— Start GIVEN RECORDS —
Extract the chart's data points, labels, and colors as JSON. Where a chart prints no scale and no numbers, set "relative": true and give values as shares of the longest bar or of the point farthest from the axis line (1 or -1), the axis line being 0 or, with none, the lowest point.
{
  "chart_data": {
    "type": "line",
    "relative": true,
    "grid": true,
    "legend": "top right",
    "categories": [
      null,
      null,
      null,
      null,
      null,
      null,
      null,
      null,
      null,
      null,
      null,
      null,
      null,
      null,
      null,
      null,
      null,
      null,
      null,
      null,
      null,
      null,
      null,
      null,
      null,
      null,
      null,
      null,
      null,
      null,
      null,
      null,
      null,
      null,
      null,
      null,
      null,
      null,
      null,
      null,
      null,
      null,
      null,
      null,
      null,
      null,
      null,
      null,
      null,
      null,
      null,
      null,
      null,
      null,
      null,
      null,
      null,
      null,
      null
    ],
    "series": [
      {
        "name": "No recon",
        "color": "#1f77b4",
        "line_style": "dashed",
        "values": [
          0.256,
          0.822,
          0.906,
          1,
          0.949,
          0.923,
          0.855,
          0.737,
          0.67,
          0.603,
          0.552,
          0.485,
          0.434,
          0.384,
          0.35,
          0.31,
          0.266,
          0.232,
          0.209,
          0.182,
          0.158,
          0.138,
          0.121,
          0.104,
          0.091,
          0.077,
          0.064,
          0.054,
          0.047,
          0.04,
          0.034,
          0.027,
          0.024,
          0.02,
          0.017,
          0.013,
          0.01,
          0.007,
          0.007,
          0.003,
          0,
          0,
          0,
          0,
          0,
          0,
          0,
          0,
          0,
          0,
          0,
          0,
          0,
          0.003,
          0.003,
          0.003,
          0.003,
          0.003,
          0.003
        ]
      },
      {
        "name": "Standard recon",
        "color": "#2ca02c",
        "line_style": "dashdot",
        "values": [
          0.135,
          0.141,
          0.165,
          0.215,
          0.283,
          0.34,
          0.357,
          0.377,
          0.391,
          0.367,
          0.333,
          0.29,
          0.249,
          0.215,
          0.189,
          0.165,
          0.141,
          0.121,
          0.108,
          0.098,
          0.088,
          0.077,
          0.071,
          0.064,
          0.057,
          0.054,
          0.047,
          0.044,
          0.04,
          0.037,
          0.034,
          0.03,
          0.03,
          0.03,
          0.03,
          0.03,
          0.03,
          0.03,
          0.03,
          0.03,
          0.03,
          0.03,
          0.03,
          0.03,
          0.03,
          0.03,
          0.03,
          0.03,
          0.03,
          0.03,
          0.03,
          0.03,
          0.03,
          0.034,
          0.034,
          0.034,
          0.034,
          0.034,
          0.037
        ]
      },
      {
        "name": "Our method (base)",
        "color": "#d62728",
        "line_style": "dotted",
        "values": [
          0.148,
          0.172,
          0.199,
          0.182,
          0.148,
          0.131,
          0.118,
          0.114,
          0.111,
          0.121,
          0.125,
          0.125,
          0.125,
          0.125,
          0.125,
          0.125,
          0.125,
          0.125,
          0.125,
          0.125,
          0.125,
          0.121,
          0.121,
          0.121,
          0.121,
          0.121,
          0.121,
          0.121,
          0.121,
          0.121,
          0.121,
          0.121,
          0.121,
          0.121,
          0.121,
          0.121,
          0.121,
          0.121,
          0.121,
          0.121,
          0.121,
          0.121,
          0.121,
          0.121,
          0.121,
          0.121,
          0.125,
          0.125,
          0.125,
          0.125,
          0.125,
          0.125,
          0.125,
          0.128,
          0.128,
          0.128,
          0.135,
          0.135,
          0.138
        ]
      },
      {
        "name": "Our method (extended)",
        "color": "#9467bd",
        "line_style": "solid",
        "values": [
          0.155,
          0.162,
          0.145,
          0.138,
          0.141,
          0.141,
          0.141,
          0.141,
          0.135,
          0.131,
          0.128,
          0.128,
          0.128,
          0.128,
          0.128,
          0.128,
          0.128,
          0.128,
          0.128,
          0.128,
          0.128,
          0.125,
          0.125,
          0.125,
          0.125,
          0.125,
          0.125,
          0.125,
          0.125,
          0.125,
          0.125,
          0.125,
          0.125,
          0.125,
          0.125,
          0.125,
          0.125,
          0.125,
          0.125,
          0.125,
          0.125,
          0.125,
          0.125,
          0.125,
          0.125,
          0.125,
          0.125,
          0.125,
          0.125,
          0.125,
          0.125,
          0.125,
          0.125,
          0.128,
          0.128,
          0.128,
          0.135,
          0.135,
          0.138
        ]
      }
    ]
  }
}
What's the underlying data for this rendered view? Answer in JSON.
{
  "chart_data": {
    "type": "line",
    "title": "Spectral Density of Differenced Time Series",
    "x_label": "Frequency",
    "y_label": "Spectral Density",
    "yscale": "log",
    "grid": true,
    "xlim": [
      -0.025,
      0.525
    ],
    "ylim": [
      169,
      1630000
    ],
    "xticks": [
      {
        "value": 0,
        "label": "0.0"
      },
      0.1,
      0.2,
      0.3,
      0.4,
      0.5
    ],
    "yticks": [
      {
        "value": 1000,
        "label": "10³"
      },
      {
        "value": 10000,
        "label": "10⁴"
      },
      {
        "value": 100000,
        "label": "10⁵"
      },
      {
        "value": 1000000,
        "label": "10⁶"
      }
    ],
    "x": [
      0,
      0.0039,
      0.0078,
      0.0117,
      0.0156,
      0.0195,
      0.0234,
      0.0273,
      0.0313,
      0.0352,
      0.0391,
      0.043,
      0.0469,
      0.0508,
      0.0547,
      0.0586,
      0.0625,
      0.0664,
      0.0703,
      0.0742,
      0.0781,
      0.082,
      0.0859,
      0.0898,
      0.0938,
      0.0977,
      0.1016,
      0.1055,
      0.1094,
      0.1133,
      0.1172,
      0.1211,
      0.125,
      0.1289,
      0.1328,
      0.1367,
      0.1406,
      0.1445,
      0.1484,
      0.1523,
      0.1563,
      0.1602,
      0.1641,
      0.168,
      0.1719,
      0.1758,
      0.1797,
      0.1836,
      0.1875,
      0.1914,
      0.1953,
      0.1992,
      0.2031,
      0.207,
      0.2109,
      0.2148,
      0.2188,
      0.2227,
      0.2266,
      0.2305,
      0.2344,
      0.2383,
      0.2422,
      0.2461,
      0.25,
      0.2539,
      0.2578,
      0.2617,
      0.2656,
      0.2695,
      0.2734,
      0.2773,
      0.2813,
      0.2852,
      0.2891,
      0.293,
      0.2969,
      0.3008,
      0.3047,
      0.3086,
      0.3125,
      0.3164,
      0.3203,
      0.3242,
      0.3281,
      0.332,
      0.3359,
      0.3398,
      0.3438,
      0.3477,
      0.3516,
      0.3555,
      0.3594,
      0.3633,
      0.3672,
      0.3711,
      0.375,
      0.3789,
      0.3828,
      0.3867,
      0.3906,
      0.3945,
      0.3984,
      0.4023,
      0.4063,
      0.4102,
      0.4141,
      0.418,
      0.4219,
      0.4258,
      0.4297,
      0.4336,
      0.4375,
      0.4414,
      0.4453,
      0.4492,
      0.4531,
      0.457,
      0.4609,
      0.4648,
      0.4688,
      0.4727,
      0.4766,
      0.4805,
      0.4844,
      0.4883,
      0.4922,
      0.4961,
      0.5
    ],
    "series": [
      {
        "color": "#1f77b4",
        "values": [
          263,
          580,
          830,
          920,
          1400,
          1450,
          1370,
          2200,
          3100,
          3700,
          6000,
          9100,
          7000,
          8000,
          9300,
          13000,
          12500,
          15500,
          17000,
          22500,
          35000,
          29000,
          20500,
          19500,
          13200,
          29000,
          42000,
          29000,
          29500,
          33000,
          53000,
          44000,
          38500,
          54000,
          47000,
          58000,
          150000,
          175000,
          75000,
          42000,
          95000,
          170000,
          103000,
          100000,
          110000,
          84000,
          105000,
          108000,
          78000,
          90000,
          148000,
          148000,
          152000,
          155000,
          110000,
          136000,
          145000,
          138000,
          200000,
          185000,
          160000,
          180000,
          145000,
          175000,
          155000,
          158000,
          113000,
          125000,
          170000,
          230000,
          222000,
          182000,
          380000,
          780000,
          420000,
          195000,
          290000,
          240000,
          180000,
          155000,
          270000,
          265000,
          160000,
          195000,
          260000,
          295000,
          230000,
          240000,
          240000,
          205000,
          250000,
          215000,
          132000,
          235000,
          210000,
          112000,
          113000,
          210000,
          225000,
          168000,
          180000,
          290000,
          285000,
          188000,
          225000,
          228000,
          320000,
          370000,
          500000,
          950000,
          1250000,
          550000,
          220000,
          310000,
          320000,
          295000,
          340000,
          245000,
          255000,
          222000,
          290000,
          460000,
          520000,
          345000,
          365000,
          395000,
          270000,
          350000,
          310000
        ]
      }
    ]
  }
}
— End GIVEN RECORDS —
WHAT IS REQUIRED →
Return every line holding the word "Spectral" from the records.

SOLUTION FOR THIS EXERCISE →
    "title": "Spectral Density of Differenced Time Series",
    "y_label": "Spectral Density",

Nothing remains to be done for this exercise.